-- Problem to solve --
Transcribe the material verbatim in full; the pictures do not belong in the copy.

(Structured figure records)
○ ○ ○ ○ ○ ○ ○

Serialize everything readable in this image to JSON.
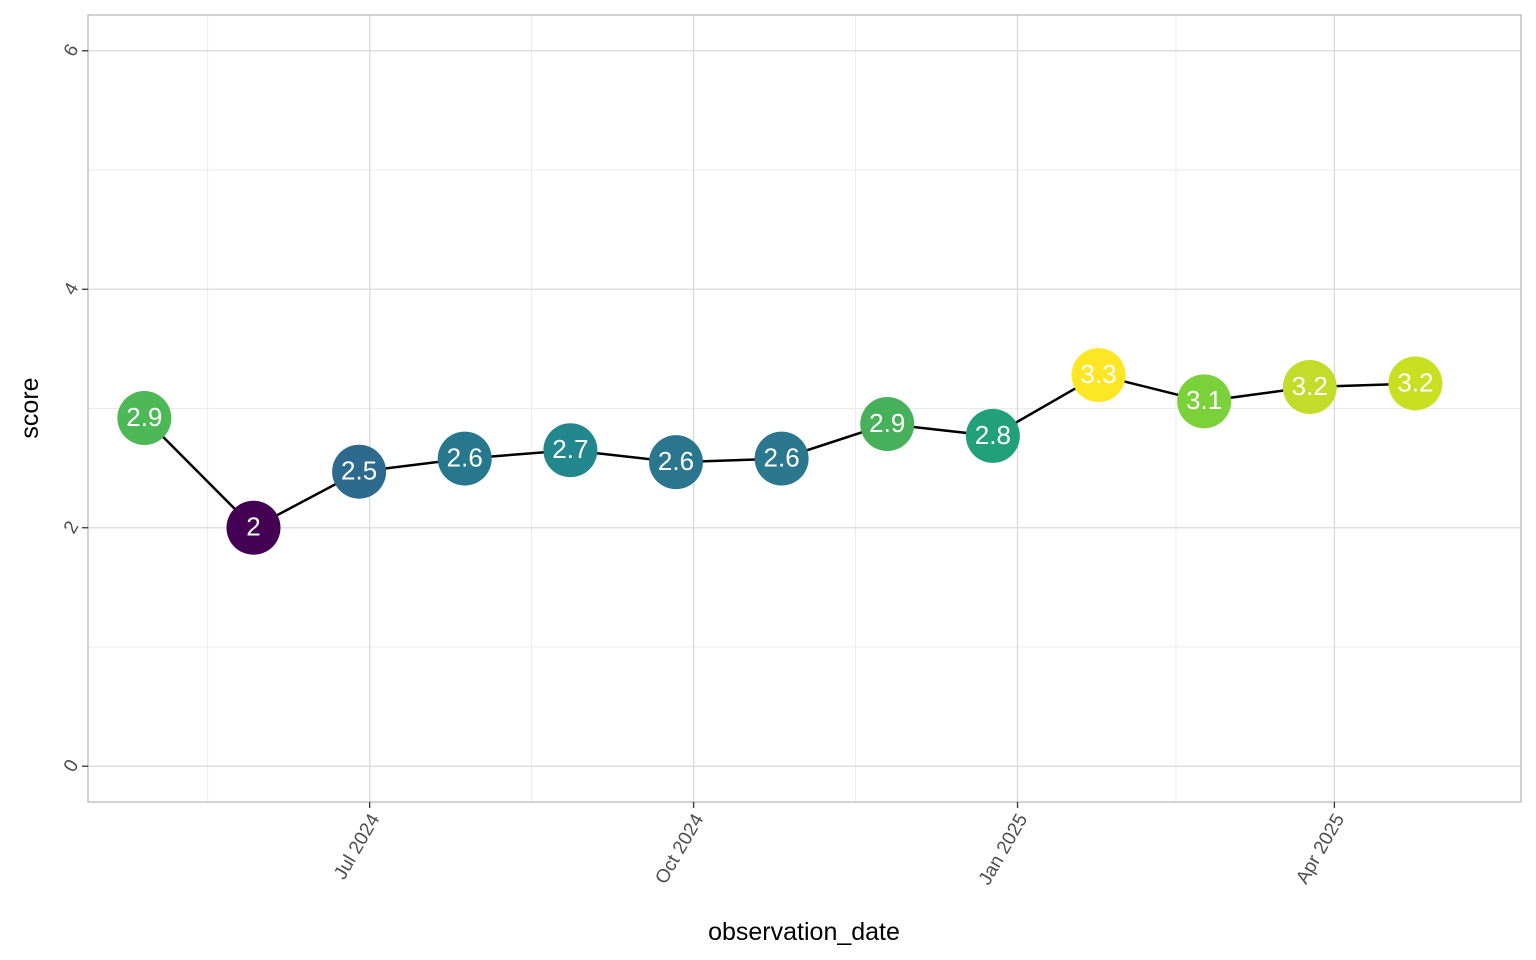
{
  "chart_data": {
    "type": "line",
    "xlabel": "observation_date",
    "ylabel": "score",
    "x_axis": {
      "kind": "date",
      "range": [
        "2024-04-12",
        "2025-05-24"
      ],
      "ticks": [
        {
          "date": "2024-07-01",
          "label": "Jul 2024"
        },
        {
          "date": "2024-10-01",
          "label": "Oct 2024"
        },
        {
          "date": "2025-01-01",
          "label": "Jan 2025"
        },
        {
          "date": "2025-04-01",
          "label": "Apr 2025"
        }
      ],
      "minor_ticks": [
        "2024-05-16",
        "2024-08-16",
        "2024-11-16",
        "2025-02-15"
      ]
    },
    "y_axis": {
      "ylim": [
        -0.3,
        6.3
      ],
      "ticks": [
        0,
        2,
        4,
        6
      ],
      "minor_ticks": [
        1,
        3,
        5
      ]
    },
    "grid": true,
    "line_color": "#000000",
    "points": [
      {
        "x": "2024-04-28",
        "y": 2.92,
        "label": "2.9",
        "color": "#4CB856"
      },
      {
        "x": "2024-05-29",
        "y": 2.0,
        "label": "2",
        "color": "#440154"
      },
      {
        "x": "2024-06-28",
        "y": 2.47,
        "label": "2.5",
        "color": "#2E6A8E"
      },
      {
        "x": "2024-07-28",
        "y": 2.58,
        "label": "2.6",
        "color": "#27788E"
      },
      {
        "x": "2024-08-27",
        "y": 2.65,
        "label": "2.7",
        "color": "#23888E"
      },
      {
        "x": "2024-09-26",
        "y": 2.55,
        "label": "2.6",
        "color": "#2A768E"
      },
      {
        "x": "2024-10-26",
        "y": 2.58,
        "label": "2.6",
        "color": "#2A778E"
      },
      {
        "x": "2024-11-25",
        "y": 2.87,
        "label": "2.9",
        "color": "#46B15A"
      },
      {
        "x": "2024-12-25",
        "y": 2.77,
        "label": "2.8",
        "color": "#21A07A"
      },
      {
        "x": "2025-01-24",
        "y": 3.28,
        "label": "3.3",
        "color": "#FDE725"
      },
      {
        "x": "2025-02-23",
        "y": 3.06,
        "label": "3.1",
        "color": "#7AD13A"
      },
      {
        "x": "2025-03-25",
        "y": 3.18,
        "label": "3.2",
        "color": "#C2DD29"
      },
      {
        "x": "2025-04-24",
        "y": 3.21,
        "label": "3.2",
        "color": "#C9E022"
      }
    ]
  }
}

○ ○ ○ ○ ○ ○ ○

-- Exercise answer --
Serialize everything readable in this image to JSON.
{
  "chart_data": {
    "type": "line",
    "xlabel": "observation_date",
    "ylabel": "score",
    "x_axis": {
      "kind": "date",
      "range": [
        "2024-04-12",
        "2025-05-24"
      ],
      "ticks": [
        {
          "date": "2024-07-01",
          "label": "Jul 2024"
        },
        {
          "date": "2024-10-01",
          "label": "Oct 2024"
        },
        {
          "date": "2025-01-01",
          "label": "Jan 2025"
        },
        {
          "date": "2025-04-01",
          "label": "Apr 2025"
        }
      ],
      "minor_ticks": [
        "2024-05-16",
        "2024-08-16",
        "2024-11-16",
        "2025-02-15"
      ]
    },
    "y_axis": {
      "ylim": [
        -0.3,
        6.3
      ],
      "ticks": [
        0,
        2,
        4,
        6
      ],
      "minor_ticks": [
        1,
        3,
        5
      ]
    },
    "grid": true,
    "line_color": "#000000",
    "points": [
      {
        "x": "2024-04-28",
        "y": 2.92,
        "label": "2.9",
        "color": "#4CB856"
      },
      {
        "x": "2024-05-29",
        "y": 2.0,
        "label": "2",
        "color": "#440154"
      },
      {
        "x": "2024-06-28",
        "y": 2.47,
        "label": "2.5",
        "color": "#2E6A8E"
      },
      {
        "x": "2024-07-28",
        "y": 2.58,
        "label": "2.6",
        "color": "#27788E"
      },
      {
        "x": "2024-08-27",
        "y": 2.65,
        "label": "2.7",
        "color": "#23888E"
      },
      {
        "x": "2024-09-26",
        "y": 2.55,
        "label": "2.6",
        "color": "#2A768E"
      },
      {
        "x": "2024-10-26",
        "y": 2.58,
        "label": "2.6",
        "color": "#2A778E"
      },
      {
        "x": "2024-11-25",
        "y": 2.87,
        "label": "2.9",
        "color": "#46B15A"
      },
      {
        "x": "2024-12-25",
        "y": 2.77,
        "label": "2.8",
        "color": "#21A07A"
      },
      {
        "x": "2025-01-24",
        "y": 3.28,
        "label": "3.3",
        "color": "#FDE725"
      },
      {
        "x": "2025-02-23",
        "y": 3.06,
        "label": "3.1",
        "color": "#7AD13A"
      },
      {
        "x": "2025-03-25",
        "y": 3.18,
        "label": "3.2",
        "color": "#C2DD29"
      },
      {
        "x": "2025-04-24",
        "y": 3.21,
        "label": "3.2",
        "color": "#C9E022"
      }
    ]
  }
}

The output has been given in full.